=== Record set ===

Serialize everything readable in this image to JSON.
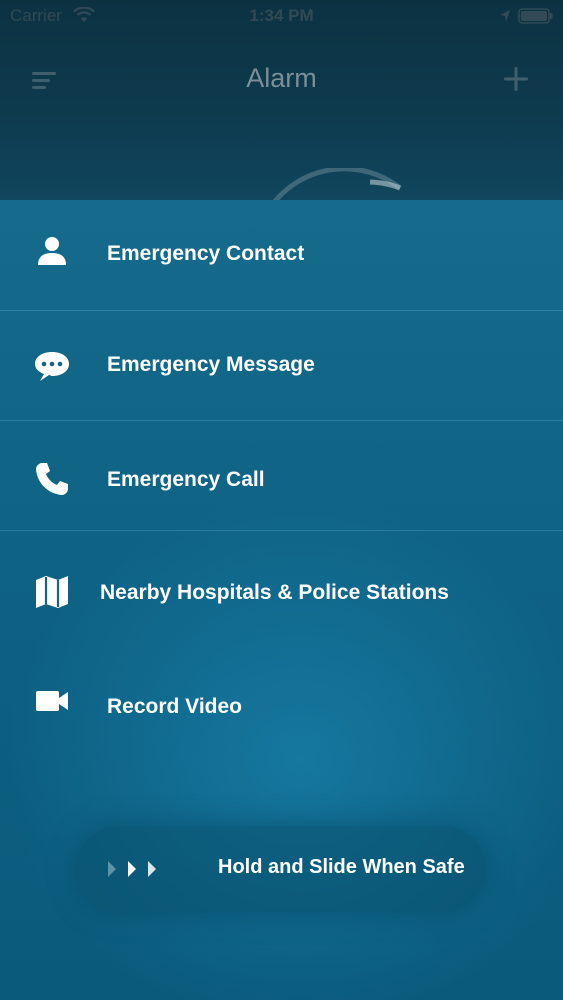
{
  "status_bar": {
    "carrier": "Carrier",
    "time": "1:34 PM",
    "icons": [
      "wifi-icon",
      "location-icon",
      "battery-icon"
    ]
  },
  "nav_bar": {
    "title": "Alarm",
    "left_icon": "menu-icon",
    "right_icon": "add-icon"
  },
  "menu": {
    "items": [
      {
        "label": "Emergency Contact",
        "icon": "person-icon"
      },
      {
        "label": "Emergency Message",
        "icon": "chat-bubble-icon"
      },
      {
        "label": "Emergency Call",
        "icon": "phone-icon"
      },
      {
        "label": "Nearby Hospitals & Police Stations",
        "icon": "map-icon"
      },
      {
        "label": "Record Video",
        "icon": "video-camera-icon"
      }
    ]
  },
  "slider": {
    "label": "Hold and Slide When Safe",
    "icon": "chevrons-right-icon"
  },
  "colors": {
    "panel_top": "#166b8c",
    "panel_bottom": "#0a5a7b",
    "header": "#0c3242",
    "text": "#ffffff"
  }
}
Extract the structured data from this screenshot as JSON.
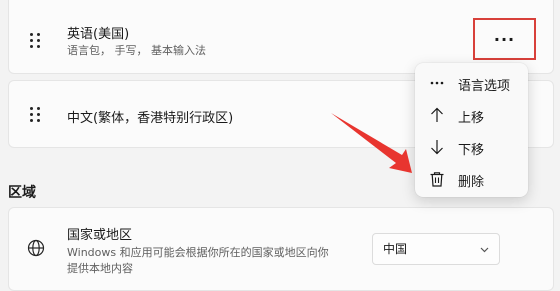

===

### [Written problem]
Your answer should be only a number: how many lines of the data above contain the string "JSON"?

### [Result of this exercise]
2